Return the count of lines with the string "models" in them, and nothing else.

**GIVEN RECORDS:**
----------

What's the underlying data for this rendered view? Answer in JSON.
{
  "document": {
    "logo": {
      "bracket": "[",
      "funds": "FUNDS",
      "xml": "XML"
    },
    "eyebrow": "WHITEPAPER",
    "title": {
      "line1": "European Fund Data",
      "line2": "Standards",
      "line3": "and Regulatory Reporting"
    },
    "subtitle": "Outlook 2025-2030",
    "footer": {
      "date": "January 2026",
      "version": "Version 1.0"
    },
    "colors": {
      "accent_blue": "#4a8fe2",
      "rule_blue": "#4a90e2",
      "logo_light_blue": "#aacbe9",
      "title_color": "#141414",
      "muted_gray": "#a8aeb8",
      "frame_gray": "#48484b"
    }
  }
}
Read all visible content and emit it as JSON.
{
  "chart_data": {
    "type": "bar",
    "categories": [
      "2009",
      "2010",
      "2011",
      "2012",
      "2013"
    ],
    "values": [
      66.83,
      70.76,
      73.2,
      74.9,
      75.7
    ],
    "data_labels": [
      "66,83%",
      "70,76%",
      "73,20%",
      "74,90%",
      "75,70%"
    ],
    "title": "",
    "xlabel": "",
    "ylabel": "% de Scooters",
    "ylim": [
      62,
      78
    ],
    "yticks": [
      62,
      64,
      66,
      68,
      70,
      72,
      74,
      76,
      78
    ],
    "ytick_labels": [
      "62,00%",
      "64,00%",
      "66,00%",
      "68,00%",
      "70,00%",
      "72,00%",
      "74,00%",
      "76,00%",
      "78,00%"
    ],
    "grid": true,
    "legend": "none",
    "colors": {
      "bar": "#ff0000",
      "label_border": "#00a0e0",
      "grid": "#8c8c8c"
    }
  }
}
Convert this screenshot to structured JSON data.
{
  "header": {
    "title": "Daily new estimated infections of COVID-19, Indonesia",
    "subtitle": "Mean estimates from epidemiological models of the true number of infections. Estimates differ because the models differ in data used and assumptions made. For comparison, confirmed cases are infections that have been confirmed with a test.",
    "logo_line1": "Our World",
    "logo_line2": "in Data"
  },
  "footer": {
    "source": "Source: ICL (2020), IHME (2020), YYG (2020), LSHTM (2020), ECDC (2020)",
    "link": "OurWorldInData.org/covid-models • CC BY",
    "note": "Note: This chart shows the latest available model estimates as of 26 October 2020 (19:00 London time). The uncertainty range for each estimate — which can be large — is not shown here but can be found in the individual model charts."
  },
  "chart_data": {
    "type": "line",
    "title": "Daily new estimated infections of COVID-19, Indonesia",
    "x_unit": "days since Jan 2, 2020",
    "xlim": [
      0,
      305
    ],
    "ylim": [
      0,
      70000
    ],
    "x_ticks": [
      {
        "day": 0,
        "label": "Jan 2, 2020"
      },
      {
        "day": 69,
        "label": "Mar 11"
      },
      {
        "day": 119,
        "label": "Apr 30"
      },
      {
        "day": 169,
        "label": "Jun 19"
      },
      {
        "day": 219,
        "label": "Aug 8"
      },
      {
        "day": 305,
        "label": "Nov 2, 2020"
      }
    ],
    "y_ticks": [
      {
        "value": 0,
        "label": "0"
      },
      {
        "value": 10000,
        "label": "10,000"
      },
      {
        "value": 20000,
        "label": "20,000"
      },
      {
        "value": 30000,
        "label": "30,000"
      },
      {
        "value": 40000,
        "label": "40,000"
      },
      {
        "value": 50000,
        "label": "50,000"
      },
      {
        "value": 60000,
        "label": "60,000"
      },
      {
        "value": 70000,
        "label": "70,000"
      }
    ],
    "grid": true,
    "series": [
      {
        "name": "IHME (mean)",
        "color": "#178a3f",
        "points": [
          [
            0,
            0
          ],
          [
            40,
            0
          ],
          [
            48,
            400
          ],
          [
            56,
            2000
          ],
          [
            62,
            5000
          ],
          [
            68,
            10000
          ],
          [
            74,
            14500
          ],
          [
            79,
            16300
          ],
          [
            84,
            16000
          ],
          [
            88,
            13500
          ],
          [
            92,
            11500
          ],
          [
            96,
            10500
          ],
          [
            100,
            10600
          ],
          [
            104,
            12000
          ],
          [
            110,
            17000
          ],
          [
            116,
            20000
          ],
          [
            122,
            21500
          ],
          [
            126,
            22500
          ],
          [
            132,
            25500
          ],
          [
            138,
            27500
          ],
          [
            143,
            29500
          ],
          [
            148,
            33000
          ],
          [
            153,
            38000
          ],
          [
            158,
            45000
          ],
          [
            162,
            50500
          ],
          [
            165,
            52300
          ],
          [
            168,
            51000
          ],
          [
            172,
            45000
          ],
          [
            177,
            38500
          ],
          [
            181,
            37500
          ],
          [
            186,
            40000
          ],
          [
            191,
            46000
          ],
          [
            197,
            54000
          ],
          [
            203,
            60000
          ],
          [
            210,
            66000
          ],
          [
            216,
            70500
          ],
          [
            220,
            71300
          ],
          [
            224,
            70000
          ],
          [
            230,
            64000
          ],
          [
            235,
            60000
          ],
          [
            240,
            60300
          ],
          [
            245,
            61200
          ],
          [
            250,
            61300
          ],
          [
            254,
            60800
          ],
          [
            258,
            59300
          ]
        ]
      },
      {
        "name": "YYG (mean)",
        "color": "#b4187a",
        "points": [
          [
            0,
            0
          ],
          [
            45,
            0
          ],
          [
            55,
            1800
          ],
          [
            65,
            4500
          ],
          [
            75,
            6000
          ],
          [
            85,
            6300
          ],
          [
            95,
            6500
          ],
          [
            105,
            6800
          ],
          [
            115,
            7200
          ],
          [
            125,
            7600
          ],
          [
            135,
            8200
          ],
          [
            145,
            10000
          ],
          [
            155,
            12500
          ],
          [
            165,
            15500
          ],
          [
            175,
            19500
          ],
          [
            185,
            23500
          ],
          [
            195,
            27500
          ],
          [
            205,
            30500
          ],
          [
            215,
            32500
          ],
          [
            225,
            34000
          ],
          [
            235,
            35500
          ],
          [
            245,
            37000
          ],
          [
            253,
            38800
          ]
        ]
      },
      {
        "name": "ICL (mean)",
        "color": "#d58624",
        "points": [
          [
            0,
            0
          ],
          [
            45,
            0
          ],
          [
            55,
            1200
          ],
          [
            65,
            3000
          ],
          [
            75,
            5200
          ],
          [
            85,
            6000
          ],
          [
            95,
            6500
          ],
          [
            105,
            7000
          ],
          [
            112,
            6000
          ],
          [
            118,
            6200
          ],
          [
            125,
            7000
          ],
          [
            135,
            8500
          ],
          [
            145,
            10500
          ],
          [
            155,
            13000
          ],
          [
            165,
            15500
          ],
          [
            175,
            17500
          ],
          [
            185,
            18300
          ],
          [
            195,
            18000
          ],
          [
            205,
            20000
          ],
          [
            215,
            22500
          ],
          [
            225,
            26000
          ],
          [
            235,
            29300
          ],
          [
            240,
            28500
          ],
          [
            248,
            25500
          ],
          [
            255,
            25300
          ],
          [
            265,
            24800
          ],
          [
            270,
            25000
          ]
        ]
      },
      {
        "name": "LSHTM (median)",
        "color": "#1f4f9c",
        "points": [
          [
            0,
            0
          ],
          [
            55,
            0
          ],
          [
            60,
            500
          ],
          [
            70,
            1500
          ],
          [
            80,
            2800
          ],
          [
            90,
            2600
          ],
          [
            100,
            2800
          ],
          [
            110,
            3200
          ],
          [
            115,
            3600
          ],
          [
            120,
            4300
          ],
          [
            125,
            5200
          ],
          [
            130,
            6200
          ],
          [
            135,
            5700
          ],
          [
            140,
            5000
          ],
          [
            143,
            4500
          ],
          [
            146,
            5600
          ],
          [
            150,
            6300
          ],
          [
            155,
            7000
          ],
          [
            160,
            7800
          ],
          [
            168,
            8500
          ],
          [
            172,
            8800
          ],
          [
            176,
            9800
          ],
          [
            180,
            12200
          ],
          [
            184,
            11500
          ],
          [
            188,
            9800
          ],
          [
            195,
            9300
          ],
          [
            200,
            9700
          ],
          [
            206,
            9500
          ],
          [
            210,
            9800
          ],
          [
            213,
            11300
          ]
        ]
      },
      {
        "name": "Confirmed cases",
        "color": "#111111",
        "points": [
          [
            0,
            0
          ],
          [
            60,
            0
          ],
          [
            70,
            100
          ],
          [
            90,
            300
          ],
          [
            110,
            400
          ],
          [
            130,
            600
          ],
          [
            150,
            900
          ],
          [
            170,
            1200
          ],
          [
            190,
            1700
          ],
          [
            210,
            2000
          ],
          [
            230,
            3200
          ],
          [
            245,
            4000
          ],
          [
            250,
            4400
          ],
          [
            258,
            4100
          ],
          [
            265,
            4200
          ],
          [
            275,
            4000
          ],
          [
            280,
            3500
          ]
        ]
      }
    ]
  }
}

----------

**ANSWER FOR THE TASK:**
2